**Description of the task**
Among the lines below, count those containing the word "Grund". Give the number only.

Records from a data collection
■ ■ ■ ■ ■ ■ ■

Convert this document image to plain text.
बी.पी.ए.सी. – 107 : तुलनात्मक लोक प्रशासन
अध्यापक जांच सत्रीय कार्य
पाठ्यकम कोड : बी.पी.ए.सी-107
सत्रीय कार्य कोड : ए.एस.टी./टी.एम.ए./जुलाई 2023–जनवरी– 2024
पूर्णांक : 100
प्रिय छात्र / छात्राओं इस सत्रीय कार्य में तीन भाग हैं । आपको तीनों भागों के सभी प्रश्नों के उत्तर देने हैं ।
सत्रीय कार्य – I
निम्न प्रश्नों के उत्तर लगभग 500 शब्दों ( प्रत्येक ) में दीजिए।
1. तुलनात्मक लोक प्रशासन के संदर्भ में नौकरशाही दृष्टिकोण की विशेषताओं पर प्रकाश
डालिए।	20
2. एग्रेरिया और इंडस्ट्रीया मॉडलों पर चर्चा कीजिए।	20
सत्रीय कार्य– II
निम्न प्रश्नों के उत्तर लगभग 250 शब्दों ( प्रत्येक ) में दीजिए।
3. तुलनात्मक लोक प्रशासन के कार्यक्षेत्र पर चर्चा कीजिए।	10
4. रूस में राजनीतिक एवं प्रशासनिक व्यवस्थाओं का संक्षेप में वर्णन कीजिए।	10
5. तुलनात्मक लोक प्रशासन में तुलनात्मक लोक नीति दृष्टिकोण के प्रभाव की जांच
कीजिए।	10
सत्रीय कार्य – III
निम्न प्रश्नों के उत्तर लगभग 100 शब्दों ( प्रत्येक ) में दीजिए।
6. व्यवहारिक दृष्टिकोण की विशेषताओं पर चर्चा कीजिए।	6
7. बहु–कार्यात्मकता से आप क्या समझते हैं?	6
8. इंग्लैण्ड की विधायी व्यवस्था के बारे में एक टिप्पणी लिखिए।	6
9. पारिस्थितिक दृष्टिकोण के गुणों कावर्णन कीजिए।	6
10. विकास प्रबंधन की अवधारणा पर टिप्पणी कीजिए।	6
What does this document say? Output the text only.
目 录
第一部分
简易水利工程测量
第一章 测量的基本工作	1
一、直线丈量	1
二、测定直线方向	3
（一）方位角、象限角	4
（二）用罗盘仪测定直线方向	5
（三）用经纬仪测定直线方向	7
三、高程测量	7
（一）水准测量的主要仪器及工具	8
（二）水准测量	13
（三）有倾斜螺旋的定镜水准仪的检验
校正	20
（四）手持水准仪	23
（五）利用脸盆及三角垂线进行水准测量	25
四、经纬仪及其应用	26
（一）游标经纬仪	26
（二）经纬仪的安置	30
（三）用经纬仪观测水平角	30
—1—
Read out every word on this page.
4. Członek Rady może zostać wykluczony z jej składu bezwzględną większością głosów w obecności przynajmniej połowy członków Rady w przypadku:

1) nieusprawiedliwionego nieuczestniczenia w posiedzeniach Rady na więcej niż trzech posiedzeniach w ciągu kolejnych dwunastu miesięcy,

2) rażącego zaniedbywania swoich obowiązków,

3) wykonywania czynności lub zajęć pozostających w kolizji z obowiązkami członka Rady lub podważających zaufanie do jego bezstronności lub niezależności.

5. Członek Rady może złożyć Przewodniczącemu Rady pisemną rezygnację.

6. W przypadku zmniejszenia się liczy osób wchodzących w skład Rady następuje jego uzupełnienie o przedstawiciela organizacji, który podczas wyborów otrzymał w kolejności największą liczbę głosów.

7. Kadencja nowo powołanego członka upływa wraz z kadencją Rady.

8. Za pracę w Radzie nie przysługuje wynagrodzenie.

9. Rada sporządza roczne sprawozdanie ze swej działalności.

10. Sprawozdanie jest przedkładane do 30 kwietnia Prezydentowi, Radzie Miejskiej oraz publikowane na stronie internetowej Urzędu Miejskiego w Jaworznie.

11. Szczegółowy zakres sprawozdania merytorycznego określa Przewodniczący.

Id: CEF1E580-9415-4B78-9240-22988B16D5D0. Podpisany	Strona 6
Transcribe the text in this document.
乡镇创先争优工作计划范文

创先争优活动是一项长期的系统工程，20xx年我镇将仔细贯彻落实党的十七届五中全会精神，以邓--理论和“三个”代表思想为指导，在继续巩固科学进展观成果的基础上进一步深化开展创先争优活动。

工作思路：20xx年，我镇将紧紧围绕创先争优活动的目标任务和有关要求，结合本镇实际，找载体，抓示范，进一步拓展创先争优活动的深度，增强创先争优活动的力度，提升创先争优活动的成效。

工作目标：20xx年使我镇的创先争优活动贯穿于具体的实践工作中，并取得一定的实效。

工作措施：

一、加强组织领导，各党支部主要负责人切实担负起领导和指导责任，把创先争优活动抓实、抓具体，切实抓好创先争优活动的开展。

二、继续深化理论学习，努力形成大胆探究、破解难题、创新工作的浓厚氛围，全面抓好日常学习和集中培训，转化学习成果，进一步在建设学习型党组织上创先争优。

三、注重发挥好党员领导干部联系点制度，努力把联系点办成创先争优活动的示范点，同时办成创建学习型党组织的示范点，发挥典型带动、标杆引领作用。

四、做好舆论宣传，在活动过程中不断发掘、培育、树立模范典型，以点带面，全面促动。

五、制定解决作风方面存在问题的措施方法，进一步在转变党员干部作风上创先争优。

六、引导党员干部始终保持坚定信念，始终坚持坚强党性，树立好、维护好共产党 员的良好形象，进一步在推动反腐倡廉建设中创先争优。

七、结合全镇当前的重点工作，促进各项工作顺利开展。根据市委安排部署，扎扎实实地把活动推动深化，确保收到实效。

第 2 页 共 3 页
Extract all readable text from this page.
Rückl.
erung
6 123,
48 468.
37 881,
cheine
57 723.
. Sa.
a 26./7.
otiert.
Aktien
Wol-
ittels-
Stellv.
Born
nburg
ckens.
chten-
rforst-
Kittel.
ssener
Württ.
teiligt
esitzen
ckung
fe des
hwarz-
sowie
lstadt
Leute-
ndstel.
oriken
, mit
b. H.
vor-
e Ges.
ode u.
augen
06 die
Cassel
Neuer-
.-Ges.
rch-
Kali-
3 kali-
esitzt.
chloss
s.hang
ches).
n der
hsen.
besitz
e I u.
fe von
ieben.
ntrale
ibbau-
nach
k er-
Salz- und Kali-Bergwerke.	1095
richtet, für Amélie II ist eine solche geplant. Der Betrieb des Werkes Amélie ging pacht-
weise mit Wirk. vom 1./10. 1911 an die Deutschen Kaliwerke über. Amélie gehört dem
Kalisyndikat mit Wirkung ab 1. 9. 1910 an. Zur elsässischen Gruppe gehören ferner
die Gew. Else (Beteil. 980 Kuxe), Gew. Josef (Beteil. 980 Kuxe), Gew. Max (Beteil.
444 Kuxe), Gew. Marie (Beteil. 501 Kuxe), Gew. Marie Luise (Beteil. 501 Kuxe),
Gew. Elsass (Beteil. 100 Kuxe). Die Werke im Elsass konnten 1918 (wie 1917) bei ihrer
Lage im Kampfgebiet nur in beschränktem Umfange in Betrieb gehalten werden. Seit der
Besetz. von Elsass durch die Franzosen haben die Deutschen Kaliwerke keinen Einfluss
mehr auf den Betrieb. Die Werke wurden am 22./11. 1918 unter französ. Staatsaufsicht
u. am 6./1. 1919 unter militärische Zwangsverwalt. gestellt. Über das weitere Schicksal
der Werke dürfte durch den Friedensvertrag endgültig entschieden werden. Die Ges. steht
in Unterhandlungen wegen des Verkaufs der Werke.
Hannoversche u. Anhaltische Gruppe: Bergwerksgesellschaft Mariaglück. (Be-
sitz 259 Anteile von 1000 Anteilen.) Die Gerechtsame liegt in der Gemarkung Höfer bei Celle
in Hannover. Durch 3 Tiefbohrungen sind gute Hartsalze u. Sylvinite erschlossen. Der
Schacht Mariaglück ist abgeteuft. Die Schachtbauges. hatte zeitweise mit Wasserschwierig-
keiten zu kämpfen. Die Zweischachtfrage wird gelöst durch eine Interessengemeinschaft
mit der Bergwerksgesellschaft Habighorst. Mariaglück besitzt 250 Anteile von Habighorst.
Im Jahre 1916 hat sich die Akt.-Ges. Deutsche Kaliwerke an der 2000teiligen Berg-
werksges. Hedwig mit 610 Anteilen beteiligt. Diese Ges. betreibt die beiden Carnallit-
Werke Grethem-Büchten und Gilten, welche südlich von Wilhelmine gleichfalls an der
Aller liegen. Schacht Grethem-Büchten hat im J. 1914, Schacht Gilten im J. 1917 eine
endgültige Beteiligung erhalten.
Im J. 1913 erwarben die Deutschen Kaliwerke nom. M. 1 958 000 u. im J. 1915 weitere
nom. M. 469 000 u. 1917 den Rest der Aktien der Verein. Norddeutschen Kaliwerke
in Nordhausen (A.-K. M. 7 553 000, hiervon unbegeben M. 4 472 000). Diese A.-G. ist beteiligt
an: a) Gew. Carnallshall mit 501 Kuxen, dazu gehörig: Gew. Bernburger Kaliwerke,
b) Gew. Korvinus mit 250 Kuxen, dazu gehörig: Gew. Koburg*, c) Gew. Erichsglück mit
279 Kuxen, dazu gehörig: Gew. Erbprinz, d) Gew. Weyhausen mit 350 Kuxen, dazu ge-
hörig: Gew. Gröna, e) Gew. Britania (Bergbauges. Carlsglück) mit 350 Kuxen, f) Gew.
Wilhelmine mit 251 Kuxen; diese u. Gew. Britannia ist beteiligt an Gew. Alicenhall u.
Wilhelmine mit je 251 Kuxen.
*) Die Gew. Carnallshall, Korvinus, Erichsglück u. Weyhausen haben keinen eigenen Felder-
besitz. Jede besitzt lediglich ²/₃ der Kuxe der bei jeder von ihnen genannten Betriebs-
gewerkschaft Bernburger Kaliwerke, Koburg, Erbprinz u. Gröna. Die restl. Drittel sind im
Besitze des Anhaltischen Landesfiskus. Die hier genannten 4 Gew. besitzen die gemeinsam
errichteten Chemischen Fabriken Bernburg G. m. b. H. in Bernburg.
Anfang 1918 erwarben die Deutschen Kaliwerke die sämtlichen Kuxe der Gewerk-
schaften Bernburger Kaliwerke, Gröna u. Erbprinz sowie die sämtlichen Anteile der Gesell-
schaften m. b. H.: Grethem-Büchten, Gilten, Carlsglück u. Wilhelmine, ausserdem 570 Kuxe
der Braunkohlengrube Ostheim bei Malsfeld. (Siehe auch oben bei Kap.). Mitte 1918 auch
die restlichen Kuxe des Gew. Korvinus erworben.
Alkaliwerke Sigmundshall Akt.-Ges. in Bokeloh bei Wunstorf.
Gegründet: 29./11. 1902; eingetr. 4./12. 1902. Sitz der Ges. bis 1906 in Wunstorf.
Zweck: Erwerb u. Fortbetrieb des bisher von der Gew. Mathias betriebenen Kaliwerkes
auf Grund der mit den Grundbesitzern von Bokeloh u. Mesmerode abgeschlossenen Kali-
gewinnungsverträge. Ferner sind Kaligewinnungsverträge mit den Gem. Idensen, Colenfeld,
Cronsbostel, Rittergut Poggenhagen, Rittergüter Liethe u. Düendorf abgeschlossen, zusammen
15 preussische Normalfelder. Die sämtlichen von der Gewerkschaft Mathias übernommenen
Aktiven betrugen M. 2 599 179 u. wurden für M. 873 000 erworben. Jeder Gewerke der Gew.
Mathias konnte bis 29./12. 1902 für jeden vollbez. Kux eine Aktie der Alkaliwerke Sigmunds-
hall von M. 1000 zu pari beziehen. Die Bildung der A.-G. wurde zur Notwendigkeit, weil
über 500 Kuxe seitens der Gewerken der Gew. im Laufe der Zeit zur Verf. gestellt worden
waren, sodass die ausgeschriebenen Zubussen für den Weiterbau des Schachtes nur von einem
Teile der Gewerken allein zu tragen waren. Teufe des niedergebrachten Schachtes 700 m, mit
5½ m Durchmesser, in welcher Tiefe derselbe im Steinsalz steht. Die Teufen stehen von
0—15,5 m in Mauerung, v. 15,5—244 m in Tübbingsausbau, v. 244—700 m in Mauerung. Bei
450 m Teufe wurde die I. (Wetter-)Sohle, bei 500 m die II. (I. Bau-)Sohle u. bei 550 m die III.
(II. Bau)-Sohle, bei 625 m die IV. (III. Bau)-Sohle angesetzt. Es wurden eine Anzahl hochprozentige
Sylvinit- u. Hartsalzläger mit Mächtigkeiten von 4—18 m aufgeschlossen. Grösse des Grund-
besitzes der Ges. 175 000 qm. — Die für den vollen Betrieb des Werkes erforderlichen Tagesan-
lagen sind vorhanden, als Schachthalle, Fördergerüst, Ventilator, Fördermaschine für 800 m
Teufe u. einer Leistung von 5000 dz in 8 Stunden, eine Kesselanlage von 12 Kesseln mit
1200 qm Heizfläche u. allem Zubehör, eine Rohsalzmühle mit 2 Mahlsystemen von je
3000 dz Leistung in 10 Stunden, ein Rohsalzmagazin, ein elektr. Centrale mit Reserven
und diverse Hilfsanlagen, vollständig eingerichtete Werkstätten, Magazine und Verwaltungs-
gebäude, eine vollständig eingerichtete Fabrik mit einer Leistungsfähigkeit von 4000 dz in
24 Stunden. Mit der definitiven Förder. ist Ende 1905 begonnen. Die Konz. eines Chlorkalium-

■ ■ ■ ■ ■ ■ ■

**Answer to this exercise**
2